» TASK STATEMENT
How many lines in the listing below include the word "roman"? Answer with the number and nothing else.

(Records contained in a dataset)
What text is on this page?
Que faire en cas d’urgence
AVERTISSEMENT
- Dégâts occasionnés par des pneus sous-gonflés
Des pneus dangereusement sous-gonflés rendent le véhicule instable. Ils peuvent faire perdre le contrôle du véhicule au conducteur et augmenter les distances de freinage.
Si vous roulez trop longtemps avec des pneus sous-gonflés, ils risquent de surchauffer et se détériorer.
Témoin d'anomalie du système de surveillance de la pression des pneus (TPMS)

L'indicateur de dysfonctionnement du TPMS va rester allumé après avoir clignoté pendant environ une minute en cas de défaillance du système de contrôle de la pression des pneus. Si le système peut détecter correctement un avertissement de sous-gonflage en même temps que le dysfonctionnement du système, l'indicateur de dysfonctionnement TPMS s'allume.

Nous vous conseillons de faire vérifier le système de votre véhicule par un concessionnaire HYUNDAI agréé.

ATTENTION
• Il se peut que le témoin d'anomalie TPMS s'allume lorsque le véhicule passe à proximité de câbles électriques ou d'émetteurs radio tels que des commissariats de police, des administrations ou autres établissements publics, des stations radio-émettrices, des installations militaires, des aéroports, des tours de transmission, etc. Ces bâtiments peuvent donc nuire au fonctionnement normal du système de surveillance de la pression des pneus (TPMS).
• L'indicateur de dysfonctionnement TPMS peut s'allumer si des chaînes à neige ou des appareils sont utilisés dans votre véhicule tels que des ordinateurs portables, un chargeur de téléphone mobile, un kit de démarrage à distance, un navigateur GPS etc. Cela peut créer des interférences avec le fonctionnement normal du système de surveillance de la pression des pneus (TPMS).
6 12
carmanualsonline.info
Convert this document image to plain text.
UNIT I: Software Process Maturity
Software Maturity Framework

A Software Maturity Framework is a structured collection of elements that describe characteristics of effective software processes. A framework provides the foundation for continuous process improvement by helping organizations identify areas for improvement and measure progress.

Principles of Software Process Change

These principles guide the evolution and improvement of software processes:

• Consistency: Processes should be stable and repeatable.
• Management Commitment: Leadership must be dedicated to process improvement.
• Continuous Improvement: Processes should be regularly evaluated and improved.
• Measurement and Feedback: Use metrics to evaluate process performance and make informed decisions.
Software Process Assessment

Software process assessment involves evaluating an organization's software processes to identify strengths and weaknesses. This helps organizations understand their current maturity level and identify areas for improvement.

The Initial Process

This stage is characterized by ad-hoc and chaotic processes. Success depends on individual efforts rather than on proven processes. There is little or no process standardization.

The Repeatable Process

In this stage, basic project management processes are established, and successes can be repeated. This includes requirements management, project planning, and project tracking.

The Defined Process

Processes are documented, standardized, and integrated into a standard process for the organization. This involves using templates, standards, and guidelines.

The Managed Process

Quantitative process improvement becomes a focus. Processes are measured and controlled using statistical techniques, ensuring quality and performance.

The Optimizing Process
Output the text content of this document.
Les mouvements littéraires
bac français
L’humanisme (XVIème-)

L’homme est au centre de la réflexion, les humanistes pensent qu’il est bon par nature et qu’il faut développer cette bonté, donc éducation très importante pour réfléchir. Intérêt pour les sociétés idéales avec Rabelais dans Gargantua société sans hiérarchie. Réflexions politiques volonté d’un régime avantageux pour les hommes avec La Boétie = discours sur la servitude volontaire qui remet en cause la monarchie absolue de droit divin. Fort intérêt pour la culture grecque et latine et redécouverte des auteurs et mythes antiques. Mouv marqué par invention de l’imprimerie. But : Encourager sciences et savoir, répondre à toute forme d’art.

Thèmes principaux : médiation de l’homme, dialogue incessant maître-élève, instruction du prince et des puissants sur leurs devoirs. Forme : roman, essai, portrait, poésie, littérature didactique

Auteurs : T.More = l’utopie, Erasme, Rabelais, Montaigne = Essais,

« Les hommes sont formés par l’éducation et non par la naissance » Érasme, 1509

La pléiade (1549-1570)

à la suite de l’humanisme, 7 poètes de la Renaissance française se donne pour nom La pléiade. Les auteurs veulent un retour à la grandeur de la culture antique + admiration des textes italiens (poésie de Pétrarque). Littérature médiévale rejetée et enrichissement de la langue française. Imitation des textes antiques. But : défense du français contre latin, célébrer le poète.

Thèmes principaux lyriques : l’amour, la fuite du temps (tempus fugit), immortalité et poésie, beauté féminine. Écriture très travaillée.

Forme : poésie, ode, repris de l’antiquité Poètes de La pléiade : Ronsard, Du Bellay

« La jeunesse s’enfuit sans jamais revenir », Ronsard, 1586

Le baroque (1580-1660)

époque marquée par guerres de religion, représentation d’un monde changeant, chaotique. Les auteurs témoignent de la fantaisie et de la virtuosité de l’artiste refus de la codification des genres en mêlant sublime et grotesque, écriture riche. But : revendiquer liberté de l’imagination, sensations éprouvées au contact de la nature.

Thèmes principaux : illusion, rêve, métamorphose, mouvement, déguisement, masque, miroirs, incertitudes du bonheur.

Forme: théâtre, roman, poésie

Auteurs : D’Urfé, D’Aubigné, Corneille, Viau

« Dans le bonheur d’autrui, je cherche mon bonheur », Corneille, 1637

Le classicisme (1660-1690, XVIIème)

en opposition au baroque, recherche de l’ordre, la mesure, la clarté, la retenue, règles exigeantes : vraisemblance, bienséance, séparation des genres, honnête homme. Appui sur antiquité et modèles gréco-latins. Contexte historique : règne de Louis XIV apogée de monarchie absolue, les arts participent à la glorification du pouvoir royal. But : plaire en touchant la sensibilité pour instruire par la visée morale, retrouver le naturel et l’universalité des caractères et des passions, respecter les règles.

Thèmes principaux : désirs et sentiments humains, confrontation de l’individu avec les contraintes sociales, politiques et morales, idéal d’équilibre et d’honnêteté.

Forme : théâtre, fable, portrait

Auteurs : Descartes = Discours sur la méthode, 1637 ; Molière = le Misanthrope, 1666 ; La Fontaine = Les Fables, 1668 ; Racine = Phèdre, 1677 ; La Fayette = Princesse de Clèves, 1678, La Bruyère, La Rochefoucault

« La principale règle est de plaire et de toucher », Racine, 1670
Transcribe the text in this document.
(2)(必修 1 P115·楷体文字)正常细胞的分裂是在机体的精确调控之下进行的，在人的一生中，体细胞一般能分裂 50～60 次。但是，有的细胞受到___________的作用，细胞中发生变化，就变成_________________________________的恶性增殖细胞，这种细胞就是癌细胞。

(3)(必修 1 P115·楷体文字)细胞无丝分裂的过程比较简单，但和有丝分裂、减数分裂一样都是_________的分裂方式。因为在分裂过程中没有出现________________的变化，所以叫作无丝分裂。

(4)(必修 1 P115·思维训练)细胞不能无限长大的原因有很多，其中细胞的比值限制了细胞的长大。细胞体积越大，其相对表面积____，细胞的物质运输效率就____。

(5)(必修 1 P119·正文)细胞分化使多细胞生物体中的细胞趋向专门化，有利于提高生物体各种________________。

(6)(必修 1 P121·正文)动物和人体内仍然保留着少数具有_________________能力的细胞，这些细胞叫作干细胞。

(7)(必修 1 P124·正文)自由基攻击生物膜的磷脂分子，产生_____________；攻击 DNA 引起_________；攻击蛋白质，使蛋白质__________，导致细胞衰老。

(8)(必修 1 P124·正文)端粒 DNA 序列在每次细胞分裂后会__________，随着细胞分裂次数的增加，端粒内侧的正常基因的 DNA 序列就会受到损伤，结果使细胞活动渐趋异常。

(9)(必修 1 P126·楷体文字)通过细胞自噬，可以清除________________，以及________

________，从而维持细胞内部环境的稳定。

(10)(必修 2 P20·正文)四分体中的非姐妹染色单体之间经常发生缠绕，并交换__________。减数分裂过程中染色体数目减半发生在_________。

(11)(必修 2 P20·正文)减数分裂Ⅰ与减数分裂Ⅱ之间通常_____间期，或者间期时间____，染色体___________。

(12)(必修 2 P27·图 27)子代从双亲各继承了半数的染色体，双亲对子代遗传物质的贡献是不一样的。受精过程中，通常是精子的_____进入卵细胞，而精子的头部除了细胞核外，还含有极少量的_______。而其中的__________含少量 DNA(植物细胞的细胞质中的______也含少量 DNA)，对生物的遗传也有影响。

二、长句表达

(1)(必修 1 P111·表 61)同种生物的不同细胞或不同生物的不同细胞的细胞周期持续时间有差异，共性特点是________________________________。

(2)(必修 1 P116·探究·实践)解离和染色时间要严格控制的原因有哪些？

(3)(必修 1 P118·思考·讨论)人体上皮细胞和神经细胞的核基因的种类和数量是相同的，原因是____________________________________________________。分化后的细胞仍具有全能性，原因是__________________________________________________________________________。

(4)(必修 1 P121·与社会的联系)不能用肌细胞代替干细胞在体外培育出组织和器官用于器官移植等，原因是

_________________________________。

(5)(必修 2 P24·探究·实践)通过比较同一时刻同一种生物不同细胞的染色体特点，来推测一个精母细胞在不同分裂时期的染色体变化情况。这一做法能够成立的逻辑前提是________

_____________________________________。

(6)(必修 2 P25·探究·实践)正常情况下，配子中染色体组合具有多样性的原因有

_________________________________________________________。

» RESULT OF THIS TASK
2